Task description =>
Locate every line below that contains the word "savings" and copy it.

Items listed in a dataset =>
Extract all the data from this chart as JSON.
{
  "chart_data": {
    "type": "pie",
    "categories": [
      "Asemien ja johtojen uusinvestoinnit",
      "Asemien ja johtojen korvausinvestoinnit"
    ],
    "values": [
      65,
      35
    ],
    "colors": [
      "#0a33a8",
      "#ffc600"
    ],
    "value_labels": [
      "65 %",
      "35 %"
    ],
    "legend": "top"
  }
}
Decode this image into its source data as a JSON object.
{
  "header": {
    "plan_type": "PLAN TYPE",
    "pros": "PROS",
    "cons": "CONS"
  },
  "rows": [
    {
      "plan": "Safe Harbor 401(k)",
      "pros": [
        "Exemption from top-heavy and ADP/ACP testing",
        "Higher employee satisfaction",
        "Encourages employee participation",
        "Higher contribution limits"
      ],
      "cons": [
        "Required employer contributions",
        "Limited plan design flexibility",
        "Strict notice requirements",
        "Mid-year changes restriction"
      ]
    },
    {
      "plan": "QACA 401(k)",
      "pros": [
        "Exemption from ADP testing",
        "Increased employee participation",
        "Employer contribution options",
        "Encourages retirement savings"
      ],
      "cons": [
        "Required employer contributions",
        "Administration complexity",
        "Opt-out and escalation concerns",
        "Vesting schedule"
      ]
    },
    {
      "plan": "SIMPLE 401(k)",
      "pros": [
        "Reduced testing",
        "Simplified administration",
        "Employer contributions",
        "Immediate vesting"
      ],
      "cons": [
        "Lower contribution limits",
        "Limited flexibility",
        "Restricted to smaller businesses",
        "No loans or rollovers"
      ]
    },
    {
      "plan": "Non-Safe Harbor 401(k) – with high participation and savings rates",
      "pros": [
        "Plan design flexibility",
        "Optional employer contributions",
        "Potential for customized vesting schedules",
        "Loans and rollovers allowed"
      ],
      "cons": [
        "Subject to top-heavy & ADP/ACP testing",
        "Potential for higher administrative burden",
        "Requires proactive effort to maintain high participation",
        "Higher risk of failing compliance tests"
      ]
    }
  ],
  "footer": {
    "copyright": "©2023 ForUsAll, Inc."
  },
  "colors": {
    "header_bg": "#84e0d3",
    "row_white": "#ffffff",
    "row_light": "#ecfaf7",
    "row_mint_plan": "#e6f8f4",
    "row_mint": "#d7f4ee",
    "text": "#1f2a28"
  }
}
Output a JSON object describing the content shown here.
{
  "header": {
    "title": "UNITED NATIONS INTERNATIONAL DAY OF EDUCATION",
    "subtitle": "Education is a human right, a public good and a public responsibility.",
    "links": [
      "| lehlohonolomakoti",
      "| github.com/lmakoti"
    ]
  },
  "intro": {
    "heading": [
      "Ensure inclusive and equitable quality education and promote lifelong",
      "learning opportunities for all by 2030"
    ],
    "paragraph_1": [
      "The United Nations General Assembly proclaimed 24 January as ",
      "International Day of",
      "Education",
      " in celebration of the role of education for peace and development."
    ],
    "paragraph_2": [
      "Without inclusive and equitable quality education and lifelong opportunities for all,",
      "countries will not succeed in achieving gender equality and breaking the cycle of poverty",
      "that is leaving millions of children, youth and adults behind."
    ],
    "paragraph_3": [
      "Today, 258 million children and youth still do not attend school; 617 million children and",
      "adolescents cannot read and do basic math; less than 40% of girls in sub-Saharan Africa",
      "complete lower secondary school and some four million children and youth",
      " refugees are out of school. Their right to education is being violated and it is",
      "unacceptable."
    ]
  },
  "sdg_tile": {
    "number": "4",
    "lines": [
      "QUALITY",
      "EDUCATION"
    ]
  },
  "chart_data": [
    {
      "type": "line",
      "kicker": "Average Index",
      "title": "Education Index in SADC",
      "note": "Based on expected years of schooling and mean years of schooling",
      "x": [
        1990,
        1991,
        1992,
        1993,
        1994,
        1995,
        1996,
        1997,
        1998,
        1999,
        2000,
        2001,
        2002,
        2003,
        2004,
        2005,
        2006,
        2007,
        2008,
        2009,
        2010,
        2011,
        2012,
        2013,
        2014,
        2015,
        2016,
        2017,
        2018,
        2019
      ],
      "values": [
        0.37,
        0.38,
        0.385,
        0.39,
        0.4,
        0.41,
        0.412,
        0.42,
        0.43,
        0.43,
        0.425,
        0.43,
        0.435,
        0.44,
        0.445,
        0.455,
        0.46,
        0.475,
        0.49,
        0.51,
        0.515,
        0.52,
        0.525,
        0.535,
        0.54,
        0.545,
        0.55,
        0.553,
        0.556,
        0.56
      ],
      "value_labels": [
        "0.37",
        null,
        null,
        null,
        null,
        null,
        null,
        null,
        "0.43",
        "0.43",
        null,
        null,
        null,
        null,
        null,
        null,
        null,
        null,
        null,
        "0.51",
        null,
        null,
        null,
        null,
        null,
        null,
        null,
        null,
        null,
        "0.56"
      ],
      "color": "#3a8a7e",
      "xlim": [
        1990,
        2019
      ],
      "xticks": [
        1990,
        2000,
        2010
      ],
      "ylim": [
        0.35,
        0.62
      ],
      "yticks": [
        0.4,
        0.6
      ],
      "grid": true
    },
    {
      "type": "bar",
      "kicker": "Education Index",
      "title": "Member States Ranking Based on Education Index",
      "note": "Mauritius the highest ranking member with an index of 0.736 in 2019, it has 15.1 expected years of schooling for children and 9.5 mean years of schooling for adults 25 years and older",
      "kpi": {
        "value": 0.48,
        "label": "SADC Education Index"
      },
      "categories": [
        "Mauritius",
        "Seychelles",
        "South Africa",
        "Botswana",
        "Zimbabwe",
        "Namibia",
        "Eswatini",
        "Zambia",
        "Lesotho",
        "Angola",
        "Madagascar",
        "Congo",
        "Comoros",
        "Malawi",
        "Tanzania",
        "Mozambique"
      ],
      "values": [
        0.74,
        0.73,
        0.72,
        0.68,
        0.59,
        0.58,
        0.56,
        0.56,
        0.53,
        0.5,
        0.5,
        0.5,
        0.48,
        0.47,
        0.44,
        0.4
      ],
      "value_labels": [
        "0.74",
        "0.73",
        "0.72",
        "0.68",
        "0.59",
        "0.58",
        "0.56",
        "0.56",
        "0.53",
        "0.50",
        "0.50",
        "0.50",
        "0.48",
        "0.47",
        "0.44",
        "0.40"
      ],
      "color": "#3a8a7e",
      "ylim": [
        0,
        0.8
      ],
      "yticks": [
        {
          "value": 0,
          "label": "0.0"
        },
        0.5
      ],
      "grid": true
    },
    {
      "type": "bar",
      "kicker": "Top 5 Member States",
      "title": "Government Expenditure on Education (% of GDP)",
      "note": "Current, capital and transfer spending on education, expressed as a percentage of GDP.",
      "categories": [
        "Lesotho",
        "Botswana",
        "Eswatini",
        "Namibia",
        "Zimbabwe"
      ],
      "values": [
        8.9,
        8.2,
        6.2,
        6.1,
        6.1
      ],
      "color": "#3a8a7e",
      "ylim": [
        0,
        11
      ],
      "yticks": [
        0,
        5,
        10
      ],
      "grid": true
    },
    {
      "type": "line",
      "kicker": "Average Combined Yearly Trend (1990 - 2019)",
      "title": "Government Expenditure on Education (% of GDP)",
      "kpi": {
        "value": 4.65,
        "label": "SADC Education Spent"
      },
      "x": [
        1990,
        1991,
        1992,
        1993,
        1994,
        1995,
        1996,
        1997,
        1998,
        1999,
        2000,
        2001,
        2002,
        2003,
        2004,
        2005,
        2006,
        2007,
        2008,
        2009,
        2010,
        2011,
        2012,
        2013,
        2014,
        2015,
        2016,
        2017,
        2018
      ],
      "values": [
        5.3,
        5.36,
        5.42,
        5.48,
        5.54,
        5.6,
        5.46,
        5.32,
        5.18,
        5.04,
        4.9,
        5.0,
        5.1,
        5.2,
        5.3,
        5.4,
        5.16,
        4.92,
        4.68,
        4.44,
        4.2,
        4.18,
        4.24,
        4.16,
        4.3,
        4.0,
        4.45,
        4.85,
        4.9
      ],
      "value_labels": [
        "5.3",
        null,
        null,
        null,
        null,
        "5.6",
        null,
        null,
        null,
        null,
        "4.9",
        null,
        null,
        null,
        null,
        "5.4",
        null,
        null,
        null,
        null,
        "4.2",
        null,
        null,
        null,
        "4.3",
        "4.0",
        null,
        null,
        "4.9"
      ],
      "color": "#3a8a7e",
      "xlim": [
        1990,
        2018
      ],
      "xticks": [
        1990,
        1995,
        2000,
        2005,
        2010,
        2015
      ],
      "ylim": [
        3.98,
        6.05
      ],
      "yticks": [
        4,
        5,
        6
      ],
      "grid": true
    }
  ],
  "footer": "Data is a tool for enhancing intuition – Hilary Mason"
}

The reply =>
        "Encourages retirement savings"
      "plan": "Non-Safe Harbor 401(k) – with high participation and savings rates",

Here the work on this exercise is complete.